**THE REQUEST**
Write out the records below word for word, please.

## start EXERCISE DATA

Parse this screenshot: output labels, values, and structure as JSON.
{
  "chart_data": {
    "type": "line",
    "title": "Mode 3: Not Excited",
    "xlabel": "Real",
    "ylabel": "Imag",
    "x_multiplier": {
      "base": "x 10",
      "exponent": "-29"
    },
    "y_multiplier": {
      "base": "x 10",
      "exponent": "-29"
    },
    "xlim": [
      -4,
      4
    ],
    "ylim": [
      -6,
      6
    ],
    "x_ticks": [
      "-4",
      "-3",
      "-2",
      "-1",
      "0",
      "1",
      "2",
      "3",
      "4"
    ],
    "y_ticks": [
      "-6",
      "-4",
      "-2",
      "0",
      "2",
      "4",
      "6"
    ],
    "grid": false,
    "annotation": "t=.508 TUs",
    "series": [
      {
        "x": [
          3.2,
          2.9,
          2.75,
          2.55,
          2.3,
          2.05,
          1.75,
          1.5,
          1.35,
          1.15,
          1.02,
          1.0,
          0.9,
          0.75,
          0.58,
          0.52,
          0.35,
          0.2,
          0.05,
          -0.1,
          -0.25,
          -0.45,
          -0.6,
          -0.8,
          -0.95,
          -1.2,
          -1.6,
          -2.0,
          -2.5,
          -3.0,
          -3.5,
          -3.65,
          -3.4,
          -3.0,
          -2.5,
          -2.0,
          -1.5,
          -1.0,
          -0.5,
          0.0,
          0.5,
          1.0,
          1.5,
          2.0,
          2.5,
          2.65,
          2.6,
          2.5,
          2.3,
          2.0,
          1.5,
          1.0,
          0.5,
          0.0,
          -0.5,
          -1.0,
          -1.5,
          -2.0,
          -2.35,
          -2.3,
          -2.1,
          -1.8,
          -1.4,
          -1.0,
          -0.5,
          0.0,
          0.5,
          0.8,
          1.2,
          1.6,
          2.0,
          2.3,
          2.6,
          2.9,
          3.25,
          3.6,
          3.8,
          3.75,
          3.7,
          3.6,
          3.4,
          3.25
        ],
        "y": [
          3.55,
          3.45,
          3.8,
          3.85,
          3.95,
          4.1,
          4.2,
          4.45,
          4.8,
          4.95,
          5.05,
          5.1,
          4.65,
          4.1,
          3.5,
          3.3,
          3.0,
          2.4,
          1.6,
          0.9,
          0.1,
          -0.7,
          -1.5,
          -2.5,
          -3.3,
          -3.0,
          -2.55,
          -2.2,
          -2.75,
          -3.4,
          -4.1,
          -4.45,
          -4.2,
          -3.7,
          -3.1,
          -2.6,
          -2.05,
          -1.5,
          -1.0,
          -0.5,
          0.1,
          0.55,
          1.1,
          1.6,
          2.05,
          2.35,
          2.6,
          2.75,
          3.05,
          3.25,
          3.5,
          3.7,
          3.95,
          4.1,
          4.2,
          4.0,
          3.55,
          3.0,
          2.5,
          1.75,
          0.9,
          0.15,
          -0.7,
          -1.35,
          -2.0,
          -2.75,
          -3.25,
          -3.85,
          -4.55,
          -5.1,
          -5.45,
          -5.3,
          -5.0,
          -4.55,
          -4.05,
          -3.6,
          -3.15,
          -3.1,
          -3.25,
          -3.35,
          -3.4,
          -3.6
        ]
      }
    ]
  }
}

## end EXERCISE DATA

**OUTPUT**
Parse this screenshot: output labels, values, and structure as JSON.
{
  "chart_data": {
    "type": "line",
    "title": "Mode 3: Not Excited",
    "xlabel": "Real",
    "ylabel": "Imag",
    "x_multiplier": {
      "base": "x 10",
      "exponent": "-29"
    },
    "y_multiplier": {
      "base": "x 10",
      "exponent": "-29"
    },
    "xlim": [
      -4,
      4
    ],
    "ylim": [
      -6,
      6
    ],
    "x_ticks": [
      "-4",
      "-3",
      "-2",
      "-1",
      "0",
      "1",
      "2",
      "3",
      "4"
    ],
    "y_ticks": [
      "-6",
      "-4",
      "-2",
      "0",
      "2",
      "4",
      "6"
    ],
    "grid": false,
    "annotation": "t=.508 TUs",
    "series": [
      {
        "x": [
          3.2,
          2.9,
          2.75,
          2.55,
          2.3,
          2.05,
          1.75,
          1.5,
          1.35,
          1.15,
          1.02,
          1.0,
          0.9,
          0.75,
          0.58,
          0.52,
          0.35,
          0.2,
          0.05,
          -0.1,
          -0.25,
          -0.45,
          -0.6,
          -0.8,
          -0.95,
          -1.2,
          -1.6,
          -2.0,
          -2.5,
          -3.0,
          -3.5,
          -3.65,
          -3.4,
          -3.0,
          -2.5,
          -2.0,
          -1.5,
          -1.0,
          -0.5,
          0.0,
          0.5,
          1.0,
          1.5,
          2.0,
          2.5,
          2.65,
          2.6,
          2.5,
          2.3,
          2.0,
          1.5,
          1.0,
          0.5,
          0.0,
          -0.5,
          -1.0,
          -1.5,
          -2.0,
          -2.35,
          -2.3,
          -2.1,
          -1.8,
          -1.4,
          -1.0,
          -0.5,
          0.0,
          0.5,
          0.8,
          1.2,
          1.6,
          2.0,
          2.3,
          2.6,
          2.9,
          3.25,
          3.6,
          3.8,
          3.75,
          3.7,
          3.6,
          3.4,
          3.25
        ],
        "y": [
          3.55,
          3.45,
          3.8,
          3.85,
          3.95,
          4.1,
          4.2,
          4.45,
          4.8,
          4.95,
          5.05,
          5.1,
          4.65,
          4.1,
          3.5,
          3.3,
          3.0,
          2.4,
          1.6,
          0.9,
          0.1,
          -0.7,
          -1.5,
          -2.5,
          -3.3,
          -3.0,
          -2.55,
          -2.2,
          -2.75,
          -3.4,
          -4.1,
          -4.45,
          -4.2,
          -3.7,
          -3.1,
          -2.6,
          -2.05,
          -1.5,
          -1.0,
          -0.5,
          0.1,
          0.55,
          1.1,
          1.6,
          2.05,
          2.35,
          2.6,
          2.75,
          3.05,
          3.25,
          3.5,
          3.7,
          3.95,
          4.1,
          4.2,
          4.0,
          3.55,
          3.0,
          2.5,
          1.75,
          0.9,
          0.15,
          -0.7,
          -1.35,
          -2.0,
          -2.75,
          -3.25,
          -3.85,
          -4.55,
          -5.1,
          -5.45,
          -5.3,
          -5.0,
          -4.55,
          -4.05,
          -3.6,
          -3.15,
          -3.1,
          -3.25,
          -3.35,
          -3.4,
          -3.6
        ]
      }
    ]
  }
}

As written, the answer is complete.